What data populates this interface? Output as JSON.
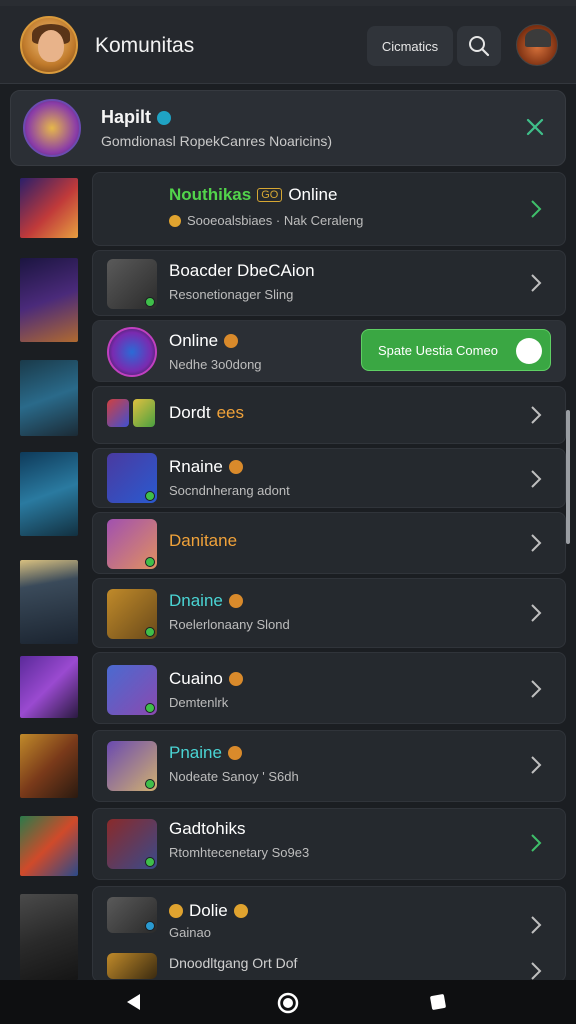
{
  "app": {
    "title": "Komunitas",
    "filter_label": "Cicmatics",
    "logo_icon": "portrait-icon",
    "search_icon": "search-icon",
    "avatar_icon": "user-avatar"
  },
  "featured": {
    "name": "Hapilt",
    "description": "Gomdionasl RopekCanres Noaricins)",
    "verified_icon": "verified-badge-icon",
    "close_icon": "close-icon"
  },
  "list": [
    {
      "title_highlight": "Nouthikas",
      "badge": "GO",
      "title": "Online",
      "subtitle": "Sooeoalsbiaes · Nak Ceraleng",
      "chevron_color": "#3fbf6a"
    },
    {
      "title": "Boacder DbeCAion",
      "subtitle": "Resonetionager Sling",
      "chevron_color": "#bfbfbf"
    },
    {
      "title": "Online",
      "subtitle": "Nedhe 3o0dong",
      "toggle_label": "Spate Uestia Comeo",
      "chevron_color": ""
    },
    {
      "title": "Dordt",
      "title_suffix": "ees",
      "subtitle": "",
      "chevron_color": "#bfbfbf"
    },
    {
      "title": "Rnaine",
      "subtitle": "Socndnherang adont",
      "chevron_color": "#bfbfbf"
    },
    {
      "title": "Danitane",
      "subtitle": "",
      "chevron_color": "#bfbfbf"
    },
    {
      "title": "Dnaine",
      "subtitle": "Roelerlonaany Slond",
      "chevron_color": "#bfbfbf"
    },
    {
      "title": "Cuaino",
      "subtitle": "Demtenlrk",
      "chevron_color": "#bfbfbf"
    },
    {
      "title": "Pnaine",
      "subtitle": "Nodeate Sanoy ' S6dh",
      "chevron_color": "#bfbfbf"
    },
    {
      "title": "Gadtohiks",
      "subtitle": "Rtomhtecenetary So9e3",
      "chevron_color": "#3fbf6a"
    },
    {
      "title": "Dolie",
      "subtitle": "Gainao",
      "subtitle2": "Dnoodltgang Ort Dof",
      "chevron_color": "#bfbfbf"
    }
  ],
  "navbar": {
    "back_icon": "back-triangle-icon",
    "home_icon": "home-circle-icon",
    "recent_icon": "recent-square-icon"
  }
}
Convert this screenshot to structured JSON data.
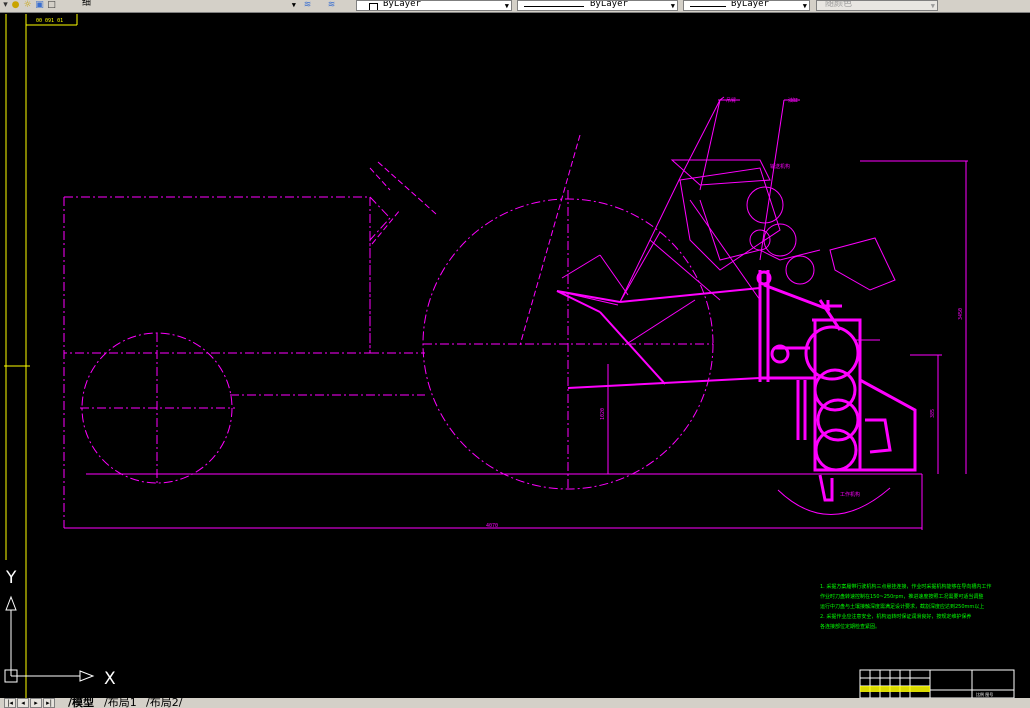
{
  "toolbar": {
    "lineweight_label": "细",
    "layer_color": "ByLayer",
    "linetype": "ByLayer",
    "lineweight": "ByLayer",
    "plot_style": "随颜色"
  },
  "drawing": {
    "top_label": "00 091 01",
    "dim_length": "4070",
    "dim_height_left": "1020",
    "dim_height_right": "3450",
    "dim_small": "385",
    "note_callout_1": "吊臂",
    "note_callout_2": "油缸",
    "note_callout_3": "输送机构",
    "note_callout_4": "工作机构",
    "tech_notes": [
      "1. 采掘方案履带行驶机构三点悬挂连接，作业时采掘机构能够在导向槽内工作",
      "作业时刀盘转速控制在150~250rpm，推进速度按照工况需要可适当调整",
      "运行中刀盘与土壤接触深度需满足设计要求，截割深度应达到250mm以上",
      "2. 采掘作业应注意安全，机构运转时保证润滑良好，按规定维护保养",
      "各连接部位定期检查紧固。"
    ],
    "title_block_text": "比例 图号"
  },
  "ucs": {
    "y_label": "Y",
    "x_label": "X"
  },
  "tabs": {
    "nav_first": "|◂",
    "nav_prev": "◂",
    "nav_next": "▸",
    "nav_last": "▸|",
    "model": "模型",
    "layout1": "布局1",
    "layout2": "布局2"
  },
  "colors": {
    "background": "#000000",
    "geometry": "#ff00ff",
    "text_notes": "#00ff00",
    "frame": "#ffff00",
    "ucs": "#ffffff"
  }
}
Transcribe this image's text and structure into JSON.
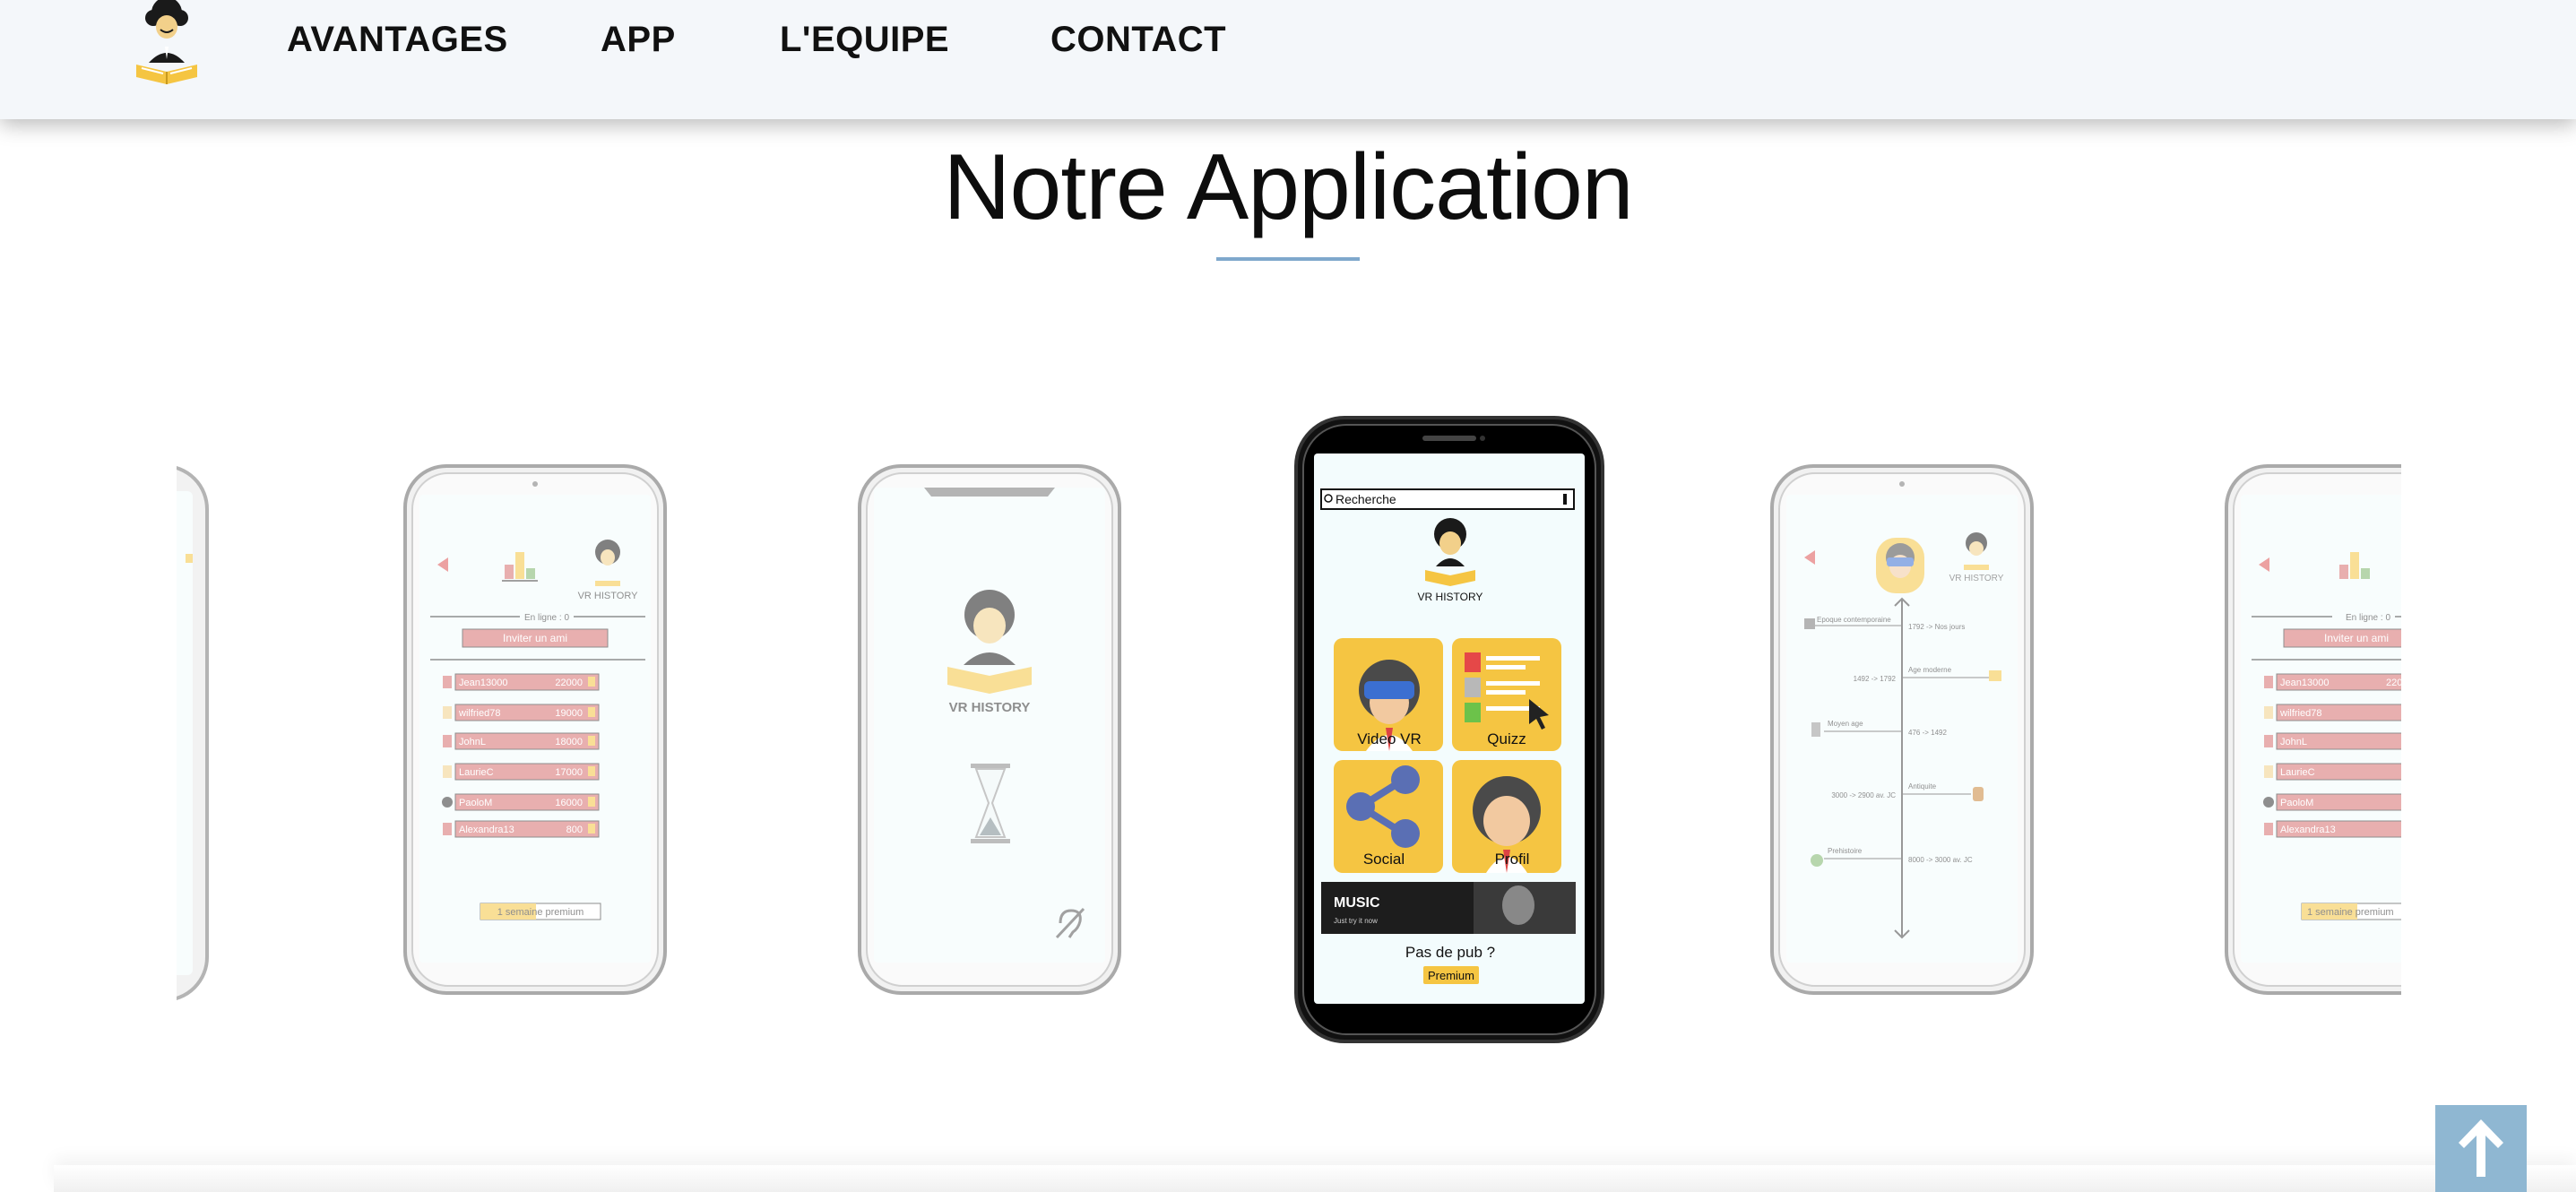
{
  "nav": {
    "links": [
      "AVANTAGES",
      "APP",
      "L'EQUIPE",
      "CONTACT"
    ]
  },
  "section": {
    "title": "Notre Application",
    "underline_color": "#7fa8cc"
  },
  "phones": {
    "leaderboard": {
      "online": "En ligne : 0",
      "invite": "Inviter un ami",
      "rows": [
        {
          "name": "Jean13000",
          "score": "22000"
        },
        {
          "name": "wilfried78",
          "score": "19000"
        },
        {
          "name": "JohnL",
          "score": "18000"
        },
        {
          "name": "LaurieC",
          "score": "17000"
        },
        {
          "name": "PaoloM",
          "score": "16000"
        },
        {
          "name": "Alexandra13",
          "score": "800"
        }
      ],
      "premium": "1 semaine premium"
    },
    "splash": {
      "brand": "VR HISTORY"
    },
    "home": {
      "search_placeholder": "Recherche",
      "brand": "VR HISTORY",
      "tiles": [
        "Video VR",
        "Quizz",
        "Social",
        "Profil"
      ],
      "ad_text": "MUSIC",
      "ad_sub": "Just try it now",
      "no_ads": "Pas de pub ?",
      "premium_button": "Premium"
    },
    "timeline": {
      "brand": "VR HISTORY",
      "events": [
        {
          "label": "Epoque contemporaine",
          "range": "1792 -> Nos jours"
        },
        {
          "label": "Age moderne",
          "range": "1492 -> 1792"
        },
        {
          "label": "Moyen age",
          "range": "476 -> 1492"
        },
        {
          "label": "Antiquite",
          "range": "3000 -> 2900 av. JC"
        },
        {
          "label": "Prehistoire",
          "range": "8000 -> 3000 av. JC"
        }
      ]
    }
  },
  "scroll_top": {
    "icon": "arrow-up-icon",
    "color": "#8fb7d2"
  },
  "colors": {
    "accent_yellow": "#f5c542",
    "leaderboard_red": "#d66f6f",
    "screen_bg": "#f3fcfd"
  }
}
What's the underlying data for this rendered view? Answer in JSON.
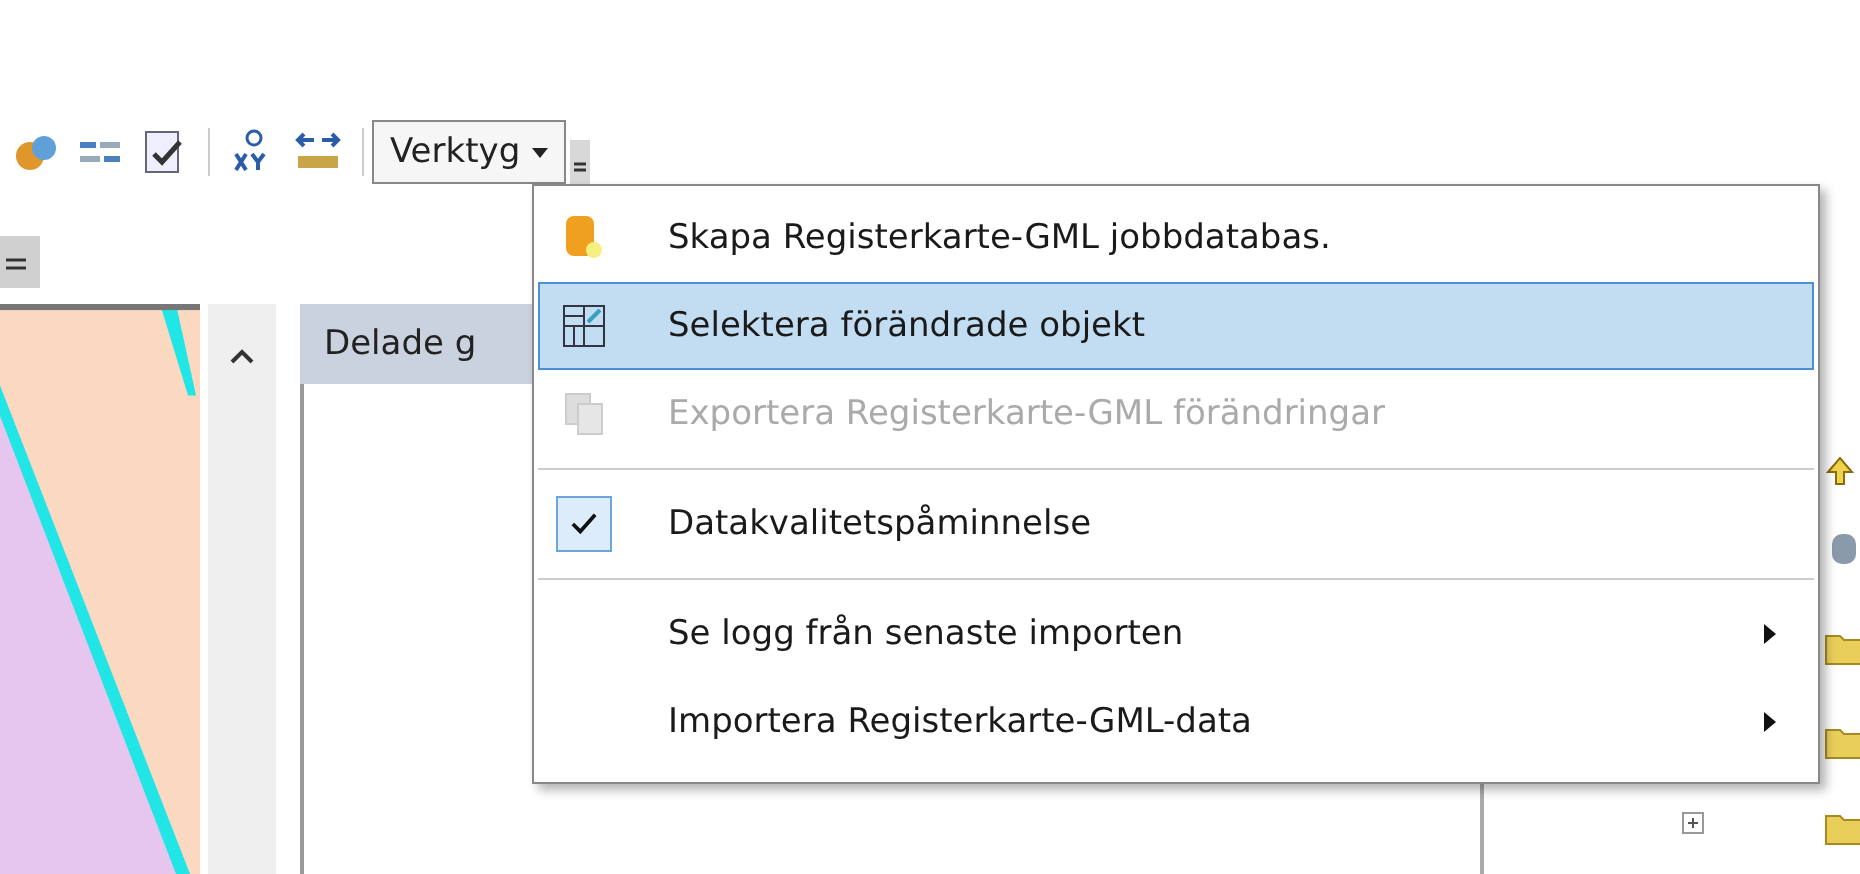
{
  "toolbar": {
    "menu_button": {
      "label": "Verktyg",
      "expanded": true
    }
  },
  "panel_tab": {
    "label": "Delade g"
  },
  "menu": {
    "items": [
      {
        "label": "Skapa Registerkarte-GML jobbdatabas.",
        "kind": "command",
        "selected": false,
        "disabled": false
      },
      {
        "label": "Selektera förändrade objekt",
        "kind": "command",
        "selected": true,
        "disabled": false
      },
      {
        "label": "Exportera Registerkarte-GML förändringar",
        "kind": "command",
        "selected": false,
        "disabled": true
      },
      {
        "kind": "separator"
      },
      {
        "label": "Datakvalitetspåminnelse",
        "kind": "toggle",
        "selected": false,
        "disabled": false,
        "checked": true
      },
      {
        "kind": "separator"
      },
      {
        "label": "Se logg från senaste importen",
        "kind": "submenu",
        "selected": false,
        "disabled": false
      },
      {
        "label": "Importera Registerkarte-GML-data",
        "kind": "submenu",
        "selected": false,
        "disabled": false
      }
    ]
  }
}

══════════════════════════════

Transcribe the records word for word and include no pictures.

Output:
What data populates this interface? Output as JSON.
{
  "app": {
    "title": "Komunitas",
    "filter_label": "Cicmatics",
    "logo_icon": "portrait-icon",
    "search_icon": "search-icon",
    "avatar_icon": "user-avatar"
  },
  "featured": {
    "name": "Hapilt",
    "description": "Gomdionasl RopekCanres Noaricins)",
    "verified_icon": "verified-badge-icon",
    "close_icon": "close-icon"
  },
  "list": [
    {
      "title_highlight": "Nouthikas",
      "badge": "GO",
      "title": "Online",
      "subtitle": "Sooeoalsbiaes · Nak Ceraleng",
      "chevron_color": "#3fbf6a"
    },
    {
      "title": "Boacder DbeCAion",
      "subtitle": "Resonetionager Sling",
      "chevron_color": "#bfbfbf"
    },
    {
      "title": "Online",
      "subtitle": "Nedhe 3o0dong",
      "toggle_label": "Spate Uestia Comeo",
      "chevron_color": ""
    },
    {
      "title": "Dordt",
      "title_suffix": "ees",
      "subtitle": "",
      "chevron_color": "#bfbfbf"
    },
    {
      "title": "Rnaine",
      "subtitle": "Socndnherang adont",
      "chevron_color": "#bfbfbf"
    },
    {
      "title": "Danitane",
      "subtitle": "",
      "chevron_color": "#bfbfbf"
    },
    {
      "title": "Dnaine",
      "subtitle": "Roelerlonaany Slond",
      "chevron_color": "#bfbfbf"
    },
    {
      "title": "Cuaino",
      "subtitle": "Demtenlrk",
      "chevron_color": "#bfbfbf"
    },
    {
      "title": "Pnaine",
      "subtitle": "Nodeate Sanoy ' S6dh",
      "chevron_color": "#bfbfbf"
    },
    {
      "title": "Gadtohiks",
      "subtitle": "Rtomhtecenetary So9e3",
      "chevron_color": "#3fbf6a"
    },
    {
      "title": "Dolie",
      "subtitle": "Gainao",
      "subtitle2": "Dnoodltgang Ort Dof",
      "chevron_color": "#bfbfbf"
    }
  ],
  "navbar": {
    "back_icon": "back-triangle-icon",
    "home_icon": "home-circle-icon",
    "recent_icon": "recent-square-icon"
  }
}
Convert this screenshot to structured JSON data.
{
  "toolbar": {
    "lineweight_label": "细",
    "layer_color": "ByLayer",
    "linetype": "ByLayer",
    "lineweight": "ByLayer",
    "plot_style": "随颜色"
  },
  "drawing": {
    "top_label": "00 091 01",
    "dim_length": "4070",
    "dim_height_left": "1020",
    "dim_height_right": "3450",
    "dim_small": "385",
    "note_callout_1": "吊臂",
    "note_callout_2": "油缸",
    "note_callout_3": "输送机构",
    "note_callout_4": "工作机构",
    "tech_notes": [
      "1. 采掘方案履带行驶机构三点悬挂连接，作业时采掘机构能够在导向槽内工作",
      "作业时刀盘转速控制在150~250rpm，推进速度按照工况需要可适当调整",
      "运行中刀盘与土壤接触深度需满足设计要求，截割深度应达到250mm以上",
      "2. 采掘作业应注意安全，机构运转时保证润滑良好，按规定维护保养",
      "各连接部位定期检查紧固。"
    ],
    "title_block_text": "比例 图号"
  },
  "ucs": {
    "y_label": "Y",
    "x_label": "X"
  },
  "tabs": {
    "nav_first": "|◂",
    "nav_prev": "◂",
    "nav_next": "▸",
    "nav_last": "▸|",
    "model": "模型",
    "layout1": "布局1",
    "layout2": "布局2"
  },
  "colors": {
    "background": "#000000",
    "geometry": "#ff00ff",
    "text_notes": "#00ff00",
    "frame": "#ffff00",
    "ucs": "#ffffff"
  }
}
Transcribe this image's text and structure into JSON.
{
  "nav": {
    "links": [
      "AVANTAGES",
      "APP",
      "L'EQUIPE",
      "CONTACT"
    ]
  },
  "section": {
    "title": "Notre Application",
    "underline_color": "#7fa8cc"
  },
  "phones": {
    "leaderboard": {
      "online": "En ligne : 0",
      "invite": "Inviter un ami",
      "rows": [
        {
          "name": "Jean13000",
          "score": "22000"
        },
        {
          "name": "wilfried78",
          "score": "19000"
        },
        {
          "name": "JohnL",
          "score": "18000"
        },
        {
          "name": "LaurieC",
          "score": "17000"
        },
        {
          "name": "PaoloM",
          "score": "16000"
        },
        {
          "name": "Alexandra13",
          "score": "800"
        }
      ],
      "premium": "1 semaine premium"
    },
    "splash": {
      "brand": "VR HISTORY"
    },
    "home": {
      "search_placeholder": "Recherche",
      "brand": "VR HISTORY",
      "tiles": [
        "Video VR",
        "Quizz",
        "Social",
        "Profil"
      ],
      "ad_text": "MUSIC",
      "ad_sub": "Just try it now",
      "no_ads": "Pas de pub ?",
      "premium_button": "Premium"
    },
    "timeline": {
      "brand": "VR HISTORY",
      "events": [
        {
          "label": "Epoque contemporaine",
          "range": "1792 -> Nos jours"
        },
        {
          "label": "Age moderne",
          "range": "1492 -> 1792"
        },
        {
          "label": "Moyen age",
          "range": "476 -> 1492"
        },
        {
          "label": "Antiquite",
          "range": "3000 -> 2900 av. JC"
        },
        {
          "label": "Prehistoire",
          "range": "8000 -> 3000 av. JC"
        }
      ]
    }
  },
  "scroll_top": {
    "icon": "arrow-up-icon",
    "color": "#8fb7d2"
  },
  "colors": {
    "accent_yellow": "#f5c542",
    "leaderboard_red": "#d66f6f",
    "screen_bg": "#f3fcfd"
  }
}
What's the underlying data for this rendered view? Answer in JSON.
{
  "toolbar": {
    "menu_button": {
      "label": "Verktyg",
      "expanded": true
    }
  },
  "panel_tab": {
    "label": "Delade g"
  },
  "menu": {
    "items": [
      {
        "label": "Skapa Registerkarte-GML jobbdatabas.",
        "kind": "command",
        "selected": false,
        "disabled": false
      },
      {
        "label": "Selektera förändrade objekt",
        "kind": "command",
        "selected": true,
        "disabled": false
      },
      {
        "label": "Exportera Registerkarte-GML förändringar",
        "kind": "command",
        "selected": false,
        "disabled": true
      },
      {
        "kind": "separator"
      },
      {
        "label": "Datakvalitetspåminnelse",
        "kind": "toggle",
        "selected": false,
        "disabled": false,
        "checked": true
      },
      {
        "kind": "separator"
      },
      {
        "label": "Se logg från senaste importen",
        "kind": "submenu",
        "selected": false,
        "disabled": false
      },
      {
        "label": "Importera Registerkarte-GML-data",
        "kind": "submenu",
        "selected": false,
        "disabled": false
      }
    ]
  }
}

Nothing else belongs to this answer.